• [SUPPLIED DATA]:
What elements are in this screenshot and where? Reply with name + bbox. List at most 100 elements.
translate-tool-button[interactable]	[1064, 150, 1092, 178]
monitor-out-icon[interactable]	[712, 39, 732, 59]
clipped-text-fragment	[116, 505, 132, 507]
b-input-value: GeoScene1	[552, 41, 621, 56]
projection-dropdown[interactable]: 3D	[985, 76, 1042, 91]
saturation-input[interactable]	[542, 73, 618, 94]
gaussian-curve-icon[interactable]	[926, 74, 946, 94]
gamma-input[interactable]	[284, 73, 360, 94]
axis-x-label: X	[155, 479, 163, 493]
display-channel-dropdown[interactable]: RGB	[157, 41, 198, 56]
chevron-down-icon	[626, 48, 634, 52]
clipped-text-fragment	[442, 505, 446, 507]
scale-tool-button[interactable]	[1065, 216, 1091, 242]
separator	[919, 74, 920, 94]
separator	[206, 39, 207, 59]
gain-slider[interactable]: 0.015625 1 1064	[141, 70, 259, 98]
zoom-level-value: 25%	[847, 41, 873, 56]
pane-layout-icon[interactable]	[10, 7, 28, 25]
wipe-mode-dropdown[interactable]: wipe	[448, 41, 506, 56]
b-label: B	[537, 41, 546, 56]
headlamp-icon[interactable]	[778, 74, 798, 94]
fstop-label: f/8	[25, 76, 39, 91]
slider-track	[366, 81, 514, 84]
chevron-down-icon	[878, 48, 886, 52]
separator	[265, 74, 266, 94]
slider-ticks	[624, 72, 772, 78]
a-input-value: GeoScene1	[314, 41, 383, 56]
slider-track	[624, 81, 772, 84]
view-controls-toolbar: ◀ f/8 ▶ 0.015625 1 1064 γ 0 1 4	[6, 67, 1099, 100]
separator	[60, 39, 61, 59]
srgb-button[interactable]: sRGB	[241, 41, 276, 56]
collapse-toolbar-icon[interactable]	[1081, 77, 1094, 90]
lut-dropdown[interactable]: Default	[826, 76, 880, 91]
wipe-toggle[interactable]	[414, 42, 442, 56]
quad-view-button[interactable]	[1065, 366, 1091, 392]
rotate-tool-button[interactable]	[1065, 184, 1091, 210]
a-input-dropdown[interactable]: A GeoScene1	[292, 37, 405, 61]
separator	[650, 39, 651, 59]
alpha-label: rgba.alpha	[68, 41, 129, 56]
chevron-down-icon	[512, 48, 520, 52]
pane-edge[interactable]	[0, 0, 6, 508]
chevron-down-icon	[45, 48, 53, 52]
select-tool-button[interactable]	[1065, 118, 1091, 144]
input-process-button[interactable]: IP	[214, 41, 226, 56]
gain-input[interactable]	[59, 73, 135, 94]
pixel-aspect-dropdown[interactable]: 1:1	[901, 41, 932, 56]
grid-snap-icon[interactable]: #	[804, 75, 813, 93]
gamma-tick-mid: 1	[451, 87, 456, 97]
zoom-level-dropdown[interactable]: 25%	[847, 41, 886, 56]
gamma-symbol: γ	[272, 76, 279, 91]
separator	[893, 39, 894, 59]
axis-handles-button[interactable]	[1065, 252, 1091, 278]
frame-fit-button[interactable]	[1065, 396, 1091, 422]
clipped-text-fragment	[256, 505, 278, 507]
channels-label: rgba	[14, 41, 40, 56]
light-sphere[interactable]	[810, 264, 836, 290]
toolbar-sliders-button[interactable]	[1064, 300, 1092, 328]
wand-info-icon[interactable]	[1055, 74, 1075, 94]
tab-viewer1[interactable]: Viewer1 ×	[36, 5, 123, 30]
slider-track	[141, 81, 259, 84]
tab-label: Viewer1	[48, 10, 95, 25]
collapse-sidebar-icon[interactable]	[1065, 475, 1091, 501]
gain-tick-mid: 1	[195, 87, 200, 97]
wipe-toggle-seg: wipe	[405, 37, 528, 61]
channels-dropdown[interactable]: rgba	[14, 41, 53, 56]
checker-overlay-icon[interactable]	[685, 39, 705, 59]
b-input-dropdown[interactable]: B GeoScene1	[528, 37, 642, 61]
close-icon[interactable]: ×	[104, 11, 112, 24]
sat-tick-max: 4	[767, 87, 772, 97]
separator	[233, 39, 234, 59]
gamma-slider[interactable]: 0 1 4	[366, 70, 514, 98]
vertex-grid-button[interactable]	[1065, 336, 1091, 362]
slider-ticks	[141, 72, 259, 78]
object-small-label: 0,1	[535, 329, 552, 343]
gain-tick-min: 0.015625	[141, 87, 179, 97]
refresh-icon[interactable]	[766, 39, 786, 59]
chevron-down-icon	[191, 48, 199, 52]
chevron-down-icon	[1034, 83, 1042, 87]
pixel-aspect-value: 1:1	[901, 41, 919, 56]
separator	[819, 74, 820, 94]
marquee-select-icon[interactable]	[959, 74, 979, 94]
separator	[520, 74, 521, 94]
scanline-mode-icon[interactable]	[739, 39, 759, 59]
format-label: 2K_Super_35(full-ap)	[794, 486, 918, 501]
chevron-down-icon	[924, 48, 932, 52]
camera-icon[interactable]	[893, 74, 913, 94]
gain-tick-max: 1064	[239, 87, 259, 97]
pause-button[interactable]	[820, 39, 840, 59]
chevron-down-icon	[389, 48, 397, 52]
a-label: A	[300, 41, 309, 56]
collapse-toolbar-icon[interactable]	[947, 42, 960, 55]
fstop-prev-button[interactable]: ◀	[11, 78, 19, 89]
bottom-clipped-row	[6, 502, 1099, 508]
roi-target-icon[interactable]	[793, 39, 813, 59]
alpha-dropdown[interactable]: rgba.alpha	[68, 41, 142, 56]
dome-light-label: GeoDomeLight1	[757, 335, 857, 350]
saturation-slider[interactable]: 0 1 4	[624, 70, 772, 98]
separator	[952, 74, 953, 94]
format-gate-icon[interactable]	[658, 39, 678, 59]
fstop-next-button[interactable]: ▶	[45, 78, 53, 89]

• [TASK OBJECTIVE]:
Reproduce the stretch from the start of the records through the line containing "39, 61, 59]", renaming "separator" to "divider" throughout and changing nothing else.

• [OUTPUT]:
What elements are in this screenshot and where? Reply with name + bbox. List at most 100 elements.
translate-tool-button[interactable]	[1064, 150, 1092, 178]
monitor-out-icon[interactable]	[712, 39, 732, 59]
clipped-text-fragment	[116, 505, 132, 507]
b-input-value: GeoScene1	[552, 41, 621, 56]
projection-dropdown[interactable]: 3D	[985, 76, 1042, 91]
saturation-input[interactable]	[542, 73, 618, 94]
gaussian-curve-icon[interactable]	[926, 74, 946, 94]
gamma-input[interactable]	[284, 73, 360, 94]
axis-x-label: X	[155, 479, 163, 493]
display-channel-dropdown[interactable]: RGB	[157, 41, 198, 56]
chevron-down-icon	[626, 48, 634, 52]
clipped-text-fragment	[442, 505, 446, 507]
scale-tool-button[interactable]	[1065, 216, 1091, 242]
divider	[919, 74, 920, 94]
divider	[206, 39, 207, 59]
gain-slider[interactable]: 0.015625 1 1064	[141, 70, 259, 98]
zoom-level-value: 25%	[847, 41, 873, 56]
pane-layout-icon[interactable]	[10, 7, 28, 25]
wipe-mode-dropdown[interactable]: wipe	[448, 41, 506, 56]
b-label: B	[537, 41, 546, 56]
headlamp-icon[interactable]	[778, 74, 798, 94]
fstop-label: f/8	[25, 76, 39, 91]
slider-track	[366, 81, 514, 84]
chevron-down-icon	[878, 48, 886, 52]
divider	[265, 74, 266, 94]
slider-ticks	[624, 72, 772, 78]
a-input-value: GeoScene1	[314, 41, 383, 56]
slider-track	[624, 81, 772, 84]
view-controls-toolbar: ◀ f/8 ▶ 0.015625 1 1064 γ 0 1 4	[6, 67, 1099, 100]
divider	[60, 39, 61, 59]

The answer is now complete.